▶ THE REQUEST: Make an exact copy of the lines below.

(Entries taken from a collection)
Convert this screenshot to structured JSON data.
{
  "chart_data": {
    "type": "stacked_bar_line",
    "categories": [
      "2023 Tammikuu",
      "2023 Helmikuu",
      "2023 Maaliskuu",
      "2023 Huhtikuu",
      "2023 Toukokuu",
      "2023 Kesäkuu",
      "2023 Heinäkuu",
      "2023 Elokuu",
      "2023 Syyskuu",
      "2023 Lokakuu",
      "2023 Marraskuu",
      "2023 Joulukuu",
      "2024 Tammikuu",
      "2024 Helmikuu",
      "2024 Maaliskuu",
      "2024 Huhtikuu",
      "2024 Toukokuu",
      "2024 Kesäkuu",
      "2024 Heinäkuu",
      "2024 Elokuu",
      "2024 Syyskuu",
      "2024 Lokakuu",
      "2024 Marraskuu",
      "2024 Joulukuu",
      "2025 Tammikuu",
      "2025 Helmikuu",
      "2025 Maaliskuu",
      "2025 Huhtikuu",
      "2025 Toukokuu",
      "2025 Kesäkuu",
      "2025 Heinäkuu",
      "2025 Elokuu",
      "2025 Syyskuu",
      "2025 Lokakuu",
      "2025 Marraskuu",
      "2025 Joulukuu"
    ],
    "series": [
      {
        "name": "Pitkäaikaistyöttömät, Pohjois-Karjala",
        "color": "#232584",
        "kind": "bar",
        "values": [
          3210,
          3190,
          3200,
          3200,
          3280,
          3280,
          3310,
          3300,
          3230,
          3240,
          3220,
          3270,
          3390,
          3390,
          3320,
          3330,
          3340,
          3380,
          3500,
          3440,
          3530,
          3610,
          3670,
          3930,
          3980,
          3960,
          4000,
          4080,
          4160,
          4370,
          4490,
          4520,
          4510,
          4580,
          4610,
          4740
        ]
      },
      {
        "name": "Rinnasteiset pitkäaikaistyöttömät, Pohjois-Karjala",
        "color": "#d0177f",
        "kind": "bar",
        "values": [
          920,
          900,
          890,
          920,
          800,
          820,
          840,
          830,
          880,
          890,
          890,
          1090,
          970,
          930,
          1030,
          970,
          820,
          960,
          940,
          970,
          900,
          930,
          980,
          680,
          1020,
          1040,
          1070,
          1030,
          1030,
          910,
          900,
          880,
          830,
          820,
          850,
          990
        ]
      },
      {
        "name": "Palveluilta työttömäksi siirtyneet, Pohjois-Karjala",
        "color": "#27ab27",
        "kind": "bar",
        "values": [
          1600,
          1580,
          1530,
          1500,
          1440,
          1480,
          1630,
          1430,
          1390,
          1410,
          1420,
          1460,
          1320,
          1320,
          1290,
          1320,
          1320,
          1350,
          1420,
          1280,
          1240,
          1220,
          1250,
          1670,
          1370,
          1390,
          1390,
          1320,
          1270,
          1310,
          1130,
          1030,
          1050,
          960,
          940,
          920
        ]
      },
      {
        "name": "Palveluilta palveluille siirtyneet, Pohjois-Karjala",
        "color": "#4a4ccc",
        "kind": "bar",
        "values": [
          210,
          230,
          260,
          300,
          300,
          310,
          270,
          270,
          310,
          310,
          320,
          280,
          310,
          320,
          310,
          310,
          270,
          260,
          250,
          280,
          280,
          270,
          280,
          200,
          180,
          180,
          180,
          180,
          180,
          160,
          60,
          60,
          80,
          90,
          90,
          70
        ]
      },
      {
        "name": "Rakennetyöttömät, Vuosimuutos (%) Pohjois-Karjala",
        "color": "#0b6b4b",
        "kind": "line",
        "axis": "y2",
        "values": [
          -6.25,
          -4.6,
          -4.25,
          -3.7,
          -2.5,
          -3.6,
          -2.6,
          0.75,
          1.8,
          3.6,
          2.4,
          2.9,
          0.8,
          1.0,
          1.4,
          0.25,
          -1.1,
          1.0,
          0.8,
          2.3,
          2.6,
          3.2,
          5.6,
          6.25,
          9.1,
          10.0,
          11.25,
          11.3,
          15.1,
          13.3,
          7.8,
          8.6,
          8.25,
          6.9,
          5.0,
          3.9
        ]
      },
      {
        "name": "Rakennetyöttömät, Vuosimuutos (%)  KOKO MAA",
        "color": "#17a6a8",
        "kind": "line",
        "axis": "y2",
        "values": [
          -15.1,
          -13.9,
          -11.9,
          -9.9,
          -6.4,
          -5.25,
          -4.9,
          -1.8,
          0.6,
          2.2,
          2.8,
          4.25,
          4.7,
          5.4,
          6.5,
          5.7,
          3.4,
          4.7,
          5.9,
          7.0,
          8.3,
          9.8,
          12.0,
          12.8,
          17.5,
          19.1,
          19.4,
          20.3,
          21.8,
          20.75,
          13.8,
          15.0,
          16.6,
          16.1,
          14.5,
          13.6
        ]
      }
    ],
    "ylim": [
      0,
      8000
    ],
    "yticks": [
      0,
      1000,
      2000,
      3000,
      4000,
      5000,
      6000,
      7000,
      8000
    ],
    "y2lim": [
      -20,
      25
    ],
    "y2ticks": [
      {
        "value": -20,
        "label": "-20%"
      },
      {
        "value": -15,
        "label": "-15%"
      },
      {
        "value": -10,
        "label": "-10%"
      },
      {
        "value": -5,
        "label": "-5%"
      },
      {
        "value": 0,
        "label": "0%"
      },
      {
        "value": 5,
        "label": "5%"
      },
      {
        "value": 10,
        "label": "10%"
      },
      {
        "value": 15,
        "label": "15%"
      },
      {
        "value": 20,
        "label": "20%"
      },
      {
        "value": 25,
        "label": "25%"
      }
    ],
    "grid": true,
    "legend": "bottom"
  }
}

▶ COMPLETE OUTPUT:
Convert this screenshot to structured JSON data.
{
  "chart_data": {
    "type": "stacked_bar_line",
    "categories": [
      "2023 Tammikuu",
      "2023 Helmikuu",
      "2023 Maaliskuu",
      "2023 Huhtikuu",
      "2023 Toukokuu",
      "2023 Kesäkuu",
      "2023 Heinäkuu",
      "2023 Elokuu",
      "2023 Syyskuu",
      "2023 Lokakuu",
      "2023 Marraskuu",
      "2023 Joulukuu",
      "2024 Tammikuu",
      "2024 Helmikuu",
      "2024 Maaliskuu",
      "2024 Huhtikuu",
      "2024 Toukokuu",
      "2024 Kesäkuu",
      "2024 Heinäkuu",
      "2024 Elokuu",
      "2024 Syyskuu",
      "2024 Lokakuu",
      "2024 Marraskuu",
      "2024 Joulukuu",
      "2025 Tammikuu",
      "2025 Helmikuu",
      "2025 Maaliskuu",
      "2025 Huhtikuu",
      "2025 Toukokuu",
      "2025 Kesäkuu",
      "2025 Heinäkuu",
      "2025 Elokuu",
      "2025 Syyskuu",
      "2025 Lokakuu",
      "2025 Marraskuu",
      "2025 Joulukuu"
    ],
    "series": [
      {
        "name": "Pitkäaikaistyöttömät, Pohjois-Karjala",
        "color": "#232584",
        "kind": "bar",
        "values": [
          3210,
          3190,
          3200,
          3200,
          3280,
          3280,
          3310,
          3300,
          3230,
          3240,
          3220,
          3270,
          3390,
          3390,
          3320,
          3330,
          3340,
          3380,
          3500,
          3440,
          3530,
          3610,
          3670,
          3930,
          3980,
          3960,
          4000,
          4080,
          4160,
          4370,
          4490,
          4520,
          4510,
          4580,
          4610,
          4740
        ]
      },
      {
        "name": "Rinnasteiset pitkäaikaistyöttömät, Pohjois-Karjala",
        "color": "#d0177f",
        "kind": "bar",
        "values": [
          920,
          900,
          890,
          920,
          800,
          820,
          840,
          830,
          880,
          890,
          890,
          1090,
          970,
          930,
          1030,
          970,
          820,
          960,
          940,
          970,
          900,
          930,
          980,
          680,
          1020,
          1040,
          1070,
          1030,
          1030,
          910,
          900,
          880,
          830,
          820,
          850,
          990
        ]
      },
      {
        "name": "Palveluilta työttömäksi siirtyneet, Pohjois-Karjala",
        "color": "#27ab27",
        "kind": "bar",
        "values": [
          1600,
          1580,
          1530,
          1500,
          1440,
          1480,
          1630,
          1430,
          1390,
          1410,
          1420,
          1460,
          1320,
          1320,
          1290,
          1320,
          1320,
          1350,
          1420,
          1280,
          1240,
          1220,
          1250,
          1670,
          1370,
          1390,
          1390,
          1320,
          1270,
          1310,
          1130,
          1030,
          1050,
          960,
          940,
          920
        ]
      },
      {
        "name": "Palveluilta palveluille siirtyneet, Pohjois-Karjala",
        "color": "#4a4ccc",
        "kind": "bar",
        "values": [
          210,
          230,
          260,
          300,
          300,
          310,
          270,
          270,
          310,
          310,
          320,
          280,
          310,
          320,
          310,
          310,
          270,
          260,
          250,
          280,
          280,
          270,
          280,
          200,
          180,
          180,
          180,
          180,
          180,
          160,
          60,
          60,
          80,
          90,
          90,
          70
        ]
      },
      {
        "name": "Rakennetyöttömät, Vuosimuutos (%) Pohjois-Karjala",
        "color": "#0b6b4b",
        "kind": "line",
        "axis": "y2",
        "values": [
          -6.25,
          -4.6,
          -4.25,
          -3.7,
          -2.5,
          -3.6,
          -2.6,
          0.75,
          1.8,
          3.6,
          2.4,
          2.9,
          0.8,
          1.0,
          1.4,
          0.25,
          -1.1,
          1.0,
          0.8,
          2.3,
          2.6,
          3.2,
          5.6,
          6.25,
          9.1,
          10.0,
          11.25,
          11.3,
          15.1,
          13.3,
          7.8,
          8.6,
          8.25,
          6.9,
          5.0,
          3.9
        ]
      },
      {
        "name": "Rakennetyöttömät, Vuosimuutos (%)  KOKO MAA",
        "color": "#17a6a8",
        "kind": "line",
        "axis": "y2",
        "values": [
          -15.1,
          -13.9,
          -11.9,
          -9.9,
          -6.4,
          -5.25,
          -4.9,
          -1.8,
          0.6,
          2.2,
          2.8,
          4.25,
          4.7,
          5.4,
          6.5,
          5.7,
          3.4,
          4.7,
          5.9,
          7.0,
          8.3,
          9.8,
          12.0,
          12.8,
          17.5,
          19.1,
          19.4,
          20.3,
          21.8,
          20.75,
          13.8,
          15.0,
          16.6,
          16.1,
          14.5,
          13.6
        ]
      }
    ],
    "ylim": [
      0,
      8000
    ],
    "yticks": [
      0,
      1000,
      2000,
      3000,
      4000,
      5000,
      6000,
      7000,
      8000
    ],
    "y2lim": [
      -20,
      25
    ],
    "y2ticks": [
      {
        "value": -20,
        "label": "-20%"
      },
      {
        "value": -15,
        "label": "-15%"
      },
      {
        "value": -10,
        "label": "-10%"
      },
      {
        "value": -5,
        "label": "-5%"
      },
      {
        "value": 0,
        "label": "0%"
      },
      {
        "value": 5,
        "label": "5%"
      },
      {
        "value": 10,
        "label": "10%"
      },
      {
        "value": 15,
        "label": "15%"
      },
      {
        "value": 20,
        "label": "20%"
      },
      {
        "value": 25,
        "label": "25%"
      }
    ],
    "grid": true,
    "legend": "bottom"
  }
}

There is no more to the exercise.